• [Task]
Reproduce the records that follow in full, excluding any picture they contain.

[Records about charts and figures]
* * * * *
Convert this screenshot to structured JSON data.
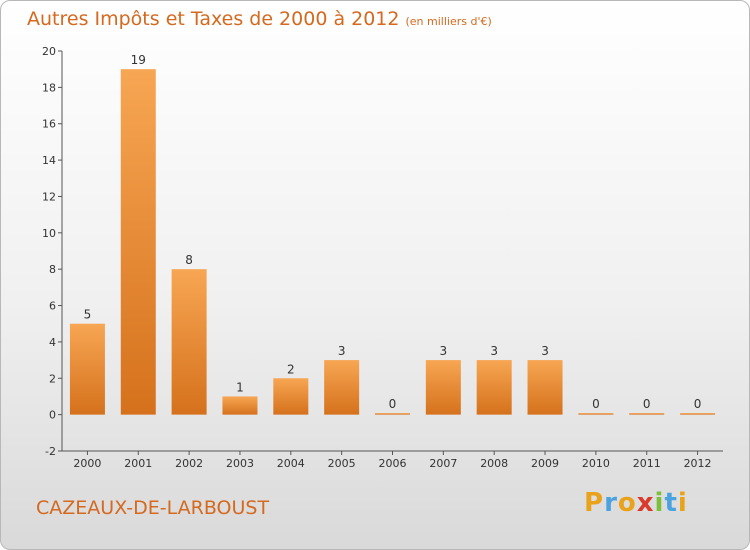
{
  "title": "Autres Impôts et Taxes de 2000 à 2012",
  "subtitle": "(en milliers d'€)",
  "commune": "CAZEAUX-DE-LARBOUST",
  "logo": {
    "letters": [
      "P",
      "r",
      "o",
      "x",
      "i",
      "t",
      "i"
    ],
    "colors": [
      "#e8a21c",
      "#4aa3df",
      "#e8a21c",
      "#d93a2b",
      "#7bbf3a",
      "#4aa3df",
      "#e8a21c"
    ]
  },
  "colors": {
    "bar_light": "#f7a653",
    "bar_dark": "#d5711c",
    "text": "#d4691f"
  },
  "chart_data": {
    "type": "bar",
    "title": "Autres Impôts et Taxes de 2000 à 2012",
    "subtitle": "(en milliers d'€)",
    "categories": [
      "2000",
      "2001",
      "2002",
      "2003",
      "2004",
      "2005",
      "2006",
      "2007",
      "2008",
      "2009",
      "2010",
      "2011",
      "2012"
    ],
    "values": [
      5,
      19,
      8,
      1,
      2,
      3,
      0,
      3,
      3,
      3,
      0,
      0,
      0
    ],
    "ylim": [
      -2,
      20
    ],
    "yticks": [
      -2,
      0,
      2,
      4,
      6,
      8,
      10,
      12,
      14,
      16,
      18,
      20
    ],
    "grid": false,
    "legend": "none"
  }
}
* * * * *
• [Full response]
Convert this screenshot to structured JSON data.
{
  "title": "Autres Impôts et Taxes de 2000 à 2012",
  "subtitle": "(en milliers d'€)",
  "commune": "CAZEAUX-DE-LARBOUST",
  "logo": {
    "letters": [
      "P",
      "r",
      "o",
      "x",
      "i",
      "t",
      "i"
    ],
    "colors": [
      "#e8a21c",
      "#4aa3df",
      "#e8a21c",
      "#d93a2b",
      "#7bbf3a",
      "#4aa3df",
      "#e8a21c"
    ]
  },
  "colors": {
    "bar_light": "#f7a653",
    "bar_dark": "#d5711c",
    "text": "#d4691f"
  },
  "chart_data": {
    "type": "bar",
    "title": "Autres Impôts et Taxes de 2000 à 2012",
    "subtitle": "(en milliers d'€)",
    "categories": [
      "2000",
      "2001",
      "2002",
      "2003",
      "2004",
      "2005",
      "2006",
      "2007",
      "2008",
      "2009",
      "2010",
      "2011",
      "2012"
    ],
    "values": [
      5,
      19,
      8,
      1,
      2,
      3,
      0,
      3,
      3,
      3,
      0,
      0,
      0
    ],
    "ylim": [
      -2,
      20
    ],
    "yticks": [
      -2,
      0,
      2,
      4,
      6,
      8,
      10,
      12,
      14,
      16,
      18,
      20
    ],
    "grid": false,
    "legend": "none"
  }
}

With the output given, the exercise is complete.